[Dataset excerpts]
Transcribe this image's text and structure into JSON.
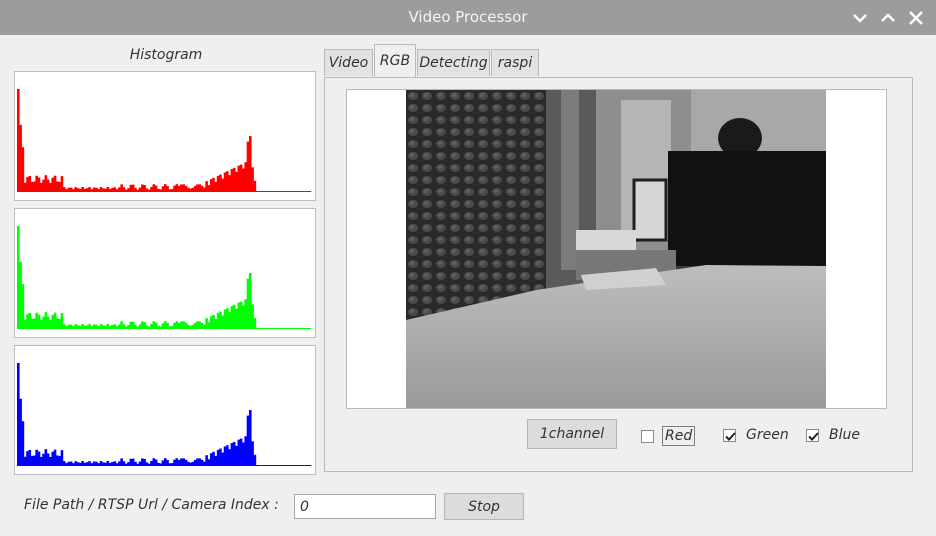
{
  "window": {
    "title": "Video Processor"
  },
  "histogram": {
    "label": "Histogram",
    "colors": {
      "red": "#ff0000",
      "green": "#00ff00",
      "blue": "#0000ff"
    }
  },
  "tabs": [
    {
      "label": "Video"
    },
    {
      "label": "RGB"
    },
    {
      "label": "Detecting"
    },
    {
      "label": "raspi"
    }
  ],
  "rgb_tab": {
    "channel_button": "1channel",
    "checkboxes": [
      {
        "label": "Red",
        "checked": false
      },
      {
        "label": "Green",
        "checked": true
      },
      {
        "label": "Blue",
        "checked": true
      }
    ]
  },
  "source": {
    "label": "File Path / RTSP Url / Camera Index :",
    "value": "0",
    "stop_button": "Stop"
  },
  "icons": {
    "minimize": "chevron-down-icon",
    "maximize": "chevron-up-icon",
    "close": "close-icon"
  }
}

— Exercise —
Return the lines of the records that include the string "chevron".

— Full output —
    "minimize": "chevron-down-icon",
    "maximize": "chevron-up-icon",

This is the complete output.